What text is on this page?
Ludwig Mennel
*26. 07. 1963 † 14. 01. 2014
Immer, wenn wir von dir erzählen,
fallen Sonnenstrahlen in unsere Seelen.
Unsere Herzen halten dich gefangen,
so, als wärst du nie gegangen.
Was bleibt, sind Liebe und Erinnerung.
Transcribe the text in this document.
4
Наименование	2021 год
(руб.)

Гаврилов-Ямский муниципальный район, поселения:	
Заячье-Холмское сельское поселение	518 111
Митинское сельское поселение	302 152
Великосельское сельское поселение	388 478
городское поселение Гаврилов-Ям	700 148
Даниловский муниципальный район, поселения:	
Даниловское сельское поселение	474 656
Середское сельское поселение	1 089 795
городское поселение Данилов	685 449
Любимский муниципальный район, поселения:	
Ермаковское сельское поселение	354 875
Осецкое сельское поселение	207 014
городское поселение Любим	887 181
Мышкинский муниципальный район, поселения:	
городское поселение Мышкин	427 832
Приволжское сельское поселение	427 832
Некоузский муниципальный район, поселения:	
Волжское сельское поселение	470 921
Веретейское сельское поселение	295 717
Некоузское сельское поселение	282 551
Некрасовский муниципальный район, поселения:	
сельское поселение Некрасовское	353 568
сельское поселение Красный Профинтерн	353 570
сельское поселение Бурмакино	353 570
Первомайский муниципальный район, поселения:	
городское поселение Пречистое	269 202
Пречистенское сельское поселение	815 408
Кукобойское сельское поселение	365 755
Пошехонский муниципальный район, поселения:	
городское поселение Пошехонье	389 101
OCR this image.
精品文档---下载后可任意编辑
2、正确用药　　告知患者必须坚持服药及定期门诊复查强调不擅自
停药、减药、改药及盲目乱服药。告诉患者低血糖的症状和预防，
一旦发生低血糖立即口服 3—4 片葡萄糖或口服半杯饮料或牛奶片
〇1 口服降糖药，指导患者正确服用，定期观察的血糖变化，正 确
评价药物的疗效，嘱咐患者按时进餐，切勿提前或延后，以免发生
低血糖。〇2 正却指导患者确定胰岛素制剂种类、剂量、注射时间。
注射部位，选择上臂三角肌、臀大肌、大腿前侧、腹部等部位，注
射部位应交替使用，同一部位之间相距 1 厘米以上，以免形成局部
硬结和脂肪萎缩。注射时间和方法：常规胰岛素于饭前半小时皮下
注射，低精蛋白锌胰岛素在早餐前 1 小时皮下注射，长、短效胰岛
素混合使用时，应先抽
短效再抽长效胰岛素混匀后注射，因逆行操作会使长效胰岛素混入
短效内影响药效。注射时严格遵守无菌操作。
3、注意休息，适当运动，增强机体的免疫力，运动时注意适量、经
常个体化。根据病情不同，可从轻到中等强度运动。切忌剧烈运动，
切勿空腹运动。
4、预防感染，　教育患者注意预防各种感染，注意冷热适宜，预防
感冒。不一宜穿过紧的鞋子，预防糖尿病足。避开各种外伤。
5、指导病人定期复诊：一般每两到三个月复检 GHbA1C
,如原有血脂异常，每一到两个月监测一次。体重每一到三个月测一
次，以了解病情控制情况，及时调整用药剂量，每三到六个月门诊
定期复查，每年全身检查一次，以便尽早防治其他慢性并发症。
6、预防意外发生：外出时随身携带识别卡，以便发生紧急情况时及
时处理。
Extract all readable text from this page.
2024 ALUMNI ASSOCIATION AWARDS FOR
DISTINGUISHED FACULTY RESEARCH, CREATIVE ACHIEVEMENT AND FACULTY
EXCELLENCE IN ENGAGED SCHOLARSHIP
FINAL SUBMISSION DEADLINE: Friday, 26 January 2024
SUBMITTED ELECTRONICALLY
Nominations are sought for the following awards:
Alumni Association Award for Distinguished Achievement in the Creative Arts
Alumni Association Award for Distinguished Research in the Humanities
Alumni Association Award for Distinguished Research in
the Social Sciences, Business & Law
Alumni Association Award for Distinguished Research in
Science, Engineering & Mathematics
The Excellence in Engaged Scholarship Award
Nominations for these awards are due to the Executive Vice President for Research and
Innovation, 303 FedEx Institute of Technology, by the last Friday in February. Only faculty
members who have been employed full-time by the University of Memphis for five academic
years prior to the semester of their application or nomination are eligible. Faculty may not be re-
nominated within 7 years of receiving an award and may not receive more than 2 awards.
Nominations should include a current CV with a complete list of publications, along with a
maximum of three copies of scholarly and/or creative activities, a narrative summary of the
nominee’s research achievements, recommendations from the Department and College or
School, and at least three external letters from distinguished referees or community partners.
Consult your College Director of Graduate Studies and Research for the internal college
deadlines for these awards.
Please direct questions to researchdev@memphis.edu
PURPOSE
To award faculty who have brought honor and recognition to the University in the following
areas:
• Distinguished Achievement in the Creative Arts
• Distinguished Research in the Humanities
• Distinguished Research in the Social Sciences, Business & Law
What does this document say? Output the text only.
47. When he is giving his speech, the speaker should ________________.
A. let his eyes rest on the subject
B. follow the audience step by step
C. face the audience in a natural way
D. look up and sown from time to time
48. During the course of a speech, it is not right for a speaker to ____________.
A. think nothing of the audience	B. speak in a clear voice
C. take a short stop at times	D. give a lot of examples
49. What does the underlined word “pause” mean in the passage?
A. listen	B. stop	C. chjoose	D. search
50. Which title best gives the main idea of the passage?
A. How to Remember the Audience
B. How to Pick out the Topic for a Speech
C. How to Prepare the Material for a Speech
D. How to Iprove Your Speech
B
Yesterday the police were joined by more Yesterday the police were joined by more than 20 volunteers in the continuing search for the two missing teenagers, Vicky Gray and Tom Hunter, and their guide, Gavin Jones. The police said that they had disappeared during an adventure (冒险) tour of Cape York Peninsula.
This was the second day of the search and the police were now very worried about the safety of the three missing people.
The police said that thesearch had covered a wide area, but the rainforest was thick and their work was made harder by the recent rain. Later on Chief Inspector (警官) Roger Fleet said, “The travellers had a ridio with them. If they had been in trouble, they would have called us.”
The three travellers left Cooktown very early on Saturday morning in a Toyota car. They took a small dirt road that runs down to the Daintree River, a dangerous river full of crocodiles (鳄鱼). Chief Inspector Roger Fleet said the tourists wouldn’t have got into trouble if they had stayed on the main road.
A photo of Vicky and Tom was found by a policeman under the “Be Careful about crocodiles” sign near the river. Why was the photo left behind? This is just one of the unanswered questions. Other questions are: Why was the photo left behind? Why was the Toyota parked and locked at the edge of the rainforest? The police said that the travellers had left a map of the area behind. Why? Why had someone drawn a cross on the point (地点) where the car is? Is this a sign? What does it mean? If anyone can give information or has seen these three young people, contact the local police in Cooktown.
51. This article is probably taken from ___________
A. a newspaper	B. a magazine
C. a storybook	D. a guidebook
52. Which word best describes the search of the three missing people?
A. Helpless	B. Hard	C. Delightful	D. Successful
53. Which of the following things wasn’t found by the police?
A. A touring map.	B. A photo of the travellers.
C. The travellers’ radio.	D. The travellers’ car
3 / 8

━━━━━━━━━━━━━━━━━━━━━━━━━━━━━━

Your task is to reproduce all of the records exactly.

What text is on this page?
Ludwig Mennel
*26. 07. 1963 † 14. 01. 2014
Immer, wenn wir von dir erzählen,
fallen Sonnenstrahlen in unsere Seelen.
Unsere Herzen halten dich gefangen,
so, als wärst du nie gegangen.
Was bleibt, sind Liebe und Erinnerung.
Transcribe the text in this document.
4
Наименование	2021 год
(руб.)

Гаврилов-Ямский муниципальный район, поселения:	
Заячье-Холмское сельское поселение	518 111
Митинское сельское поселение	302 152
Великосельское сельское поселение	388 478
городское поселение Гаврилов-Ям	700 148
Даниловский муниципальный район, поселения:	
Даниловское сельское поселение	474 656
Середское сельское поселение	1 089 795
городское поселение Данилов	685 449
Любимский муниципальный район, поселения:	
Ермаковское сельское поселение	354 875
Осецкое сельское поселение	207 014
городское поселение Любим	887 181
Мышкинский муниципальный район, поселения:	
городское поселение Мышкин	427 832
Приволжское сельское поселение	427 832
Некоузский муниципальный район, поселения:	
Волжское сельское поселение	470 921
Веретейское сельское поселение	295 717
Некоузское сельское поселение	282 551
Некрасовский муниципальный район, поселения:	
сельское поселение Некрасовское	353 568
сельское поселение Красный Профинтерн	353 570
сельское поселение Бурмакино	353 570
Первомайский муниципальный район, поселения:	
городское поселение Пречистое	269 202
Пречистенское сельское поселение	815 408
Кукобойское сельское поселение	365 755
Пошехонский муниципальный район, поселения:	
городское поселение Пошехонье	389 101
OCR this image.
精品文档---下载后可任意编辑
2、正确用药　　告知患者必须坚持服药及定期门诊复查强调不擅自
停药、减药、改药及盲目乱服药。告诉患者低血糖的症状和预防，
一旦发生低血糖立即口服 3—4 片葡萄糖或口服半杯饮料或牛奶片
〇1 口服降糖药，指导患者正确服用，定期观察的血糖变化，正 确
评价药物的疗效，嘱咐患者按时进餐，切勿提前或延后，以免发生
低血糖。〇2 正却指导患者确定胰岛素制剂种类、剂量、注射时间。
注射部位，选择上臂三角肌、臀大肌、大腿前侧、腹部等部位，注
射部位应交替使用，同一部位之间相距 1 厘米以上，以免形成局部
硬结和脂肪萎缩。注射时间和方法：常规胰岛素于饭前半小时皮下
注射，低精蛋白锌胰岛素在早餐前 1 小时皮下注射，长、短效胰岛
素混合使用时，应先抽
短效再抽长效胰岛素混匀后注射，因逆行操作会使长效胰岛素混入
短效内影响药效。注射时严格遵守无菌操作。
3、注意休息，适当运动，增强机体的免疫力，运动时注意适量、经
常个体化。根据病情不同，可从轻到中等强度运动。切忌剧烈运动，
切勿空腹运动。
4、预防感染，　教育患者注意预防各种感染，注意冷热适宜，预防
感冒。不一宜穿过紧的鞋子，预防糖尿病足。避开各种外伤。
5、指导病人定期复诊：一般每两到三个月复检 GHbA1C
,如原有血脂异常，每一到两个月监测一次。体重每一到三个月测一
次，以了解病情控制情况，及时调整用药剂量，每三到六个月门诊
定期复查，每年全身检查一次，以便尽早防治其他慢性并发症。
6、预防意外发生：外出时随身携带识别卡，以便发生紧急情况时及
时处理。
Extract all readable text from this page.
2024 ALUMNI ASSOCIATION AWARDS FOR
DISTINGUISHED FACULTY RESEARCH, CREATIVE ACHIEVEMENT AND FACULTY
EXCELLENCE IN ENGAGED SCHOLARSHIP
FINAL SUBMISSION DEADLINE: Friday, 26 January 2024
SUBMITTED ELECTRONICALLY
Nominations are sought for the following awards:
Alumni Association Award for Distinguished Achievement in the Creative Arts
Alumni Association Award for Distinguished Research in the Humanities
Alumni Association Award for Distinguished Research in
the Social Sciences, Business & Law
Alumni Association Award for Distinguished Research in
Science, Engineering & Mathematics
The Excellence in Engaged Scholarship Award
Nominations for these awards are due to the Executive Vice President for Research and
Innovation, 303 FedEx Institute of Technology, by the last Friday in February. Only faculty
members who have been employed full-time by the University of Memphis for five academic
years prior to the semester of their application or nomination are eligible. Faculty may not be re-
nominated within 7 years of receiving an award and may not receive more than 2 awards.
Nominations should include a current CV with a complete list of publications, along with a
maximum of three copies of scholarly and/or creative activities, a narrative summary of the
nominee’s research achievements, recommendations from the Department and College or
School, and at least three external letters from distinguished referees or community partners.
Consult your College Director of Graduate Studies and Research for the internal college
deadlines for these awards.
Please direct questions to researchdev@memphis.edu
PURPOSE
To award faculty who have brought honor and recognition to the University in the following
areas:
• Distinguished Achievement in the Creative Arts
• Distinguished Research in the Humanities
• Distinguished Research in the Social Sciences, Business & Law
What does this document say? Output the text only.
47. When he is giving his speech, the speaker should ________________.
A. let his eyes rest on the subject
B. follow the audience step by step
C. face the audience in a natural way
D. look up and sown from time to time
48. During the course of a speech, it is not right for a speaker to ____________.
A. think nothing of the audience	B. speak in a clear voice
C. take a short stop at times	D. give a lot of examples
49. What does the underlined word “pause” mean in the passage?
A. listen	B. stop	C. chjoose	D. search
50. Which title best gives the main idea of the passage?
A. How to Remember the Audience
B. How to Pick out the Topic for a Speech
C. How to Prepare the Material for a Speech
D. How to Iprove Your Speech
B
Yesterday the police were joined by more Yesterday the police were joined by more than 20 volunteers in the continuing search for the two missing teenagers, Vicky Gray and Tom Hunter, and their guide, Gavin Jones. The police said that they had disappeared during an adventure (冒险) tour of Cape York Peninsula.
This was the second day of the search and the police were now very worried about the safety of the three missing people.
The police said that thesearch had covered a wide area, but the rainforest was thick and their work was made harder by the recent rain. Later on Chief Inspector (警官) Roger Fleet said, “The travellers had a ridio with them. If they had been in trouble, they would have called us.”
The three travellers left Cooktown very early on Saturday morning in a Toyota car. They took a small dirt road that runs down to the Daintree River, a dangerous river full of crocodiles (鳄鱼). Chief Inspector Roger Fleet said the tourists wouldn’t have got into trouble if they had stayed on the main road.
A photo of Vicky and Tom was found by a policeman under the “Be Careful about crocodiles” sign near the river. Why was the photo left behind? This is just one of the unanswered questions. Other questions are: Why was the photo left behind? Why was the Toyota parked and locked at the edge of the rainforest? The police said that the travellers had left a map of the area behind. Why? Why had someone drawn a cross on the point (地点) where the car is? Is this a sign? What does it mean? If anyone can give information or has seen these three young people, contact the local police in Cooktown.
51. This article is probably taken from ___________
A. a newspaper	B. a magazine
C. a storybook	D. a guidebook
52. Which word best describes the search of the three missing people?
A. Helpless	B. Hard	C. Delightful	D. Successful
53. Which of the following things wasn’t found by the police?
A. A touring map.	B. A photo of the travellers.
C. The travellers’ radio.	D. The travellers’ car
3 / 8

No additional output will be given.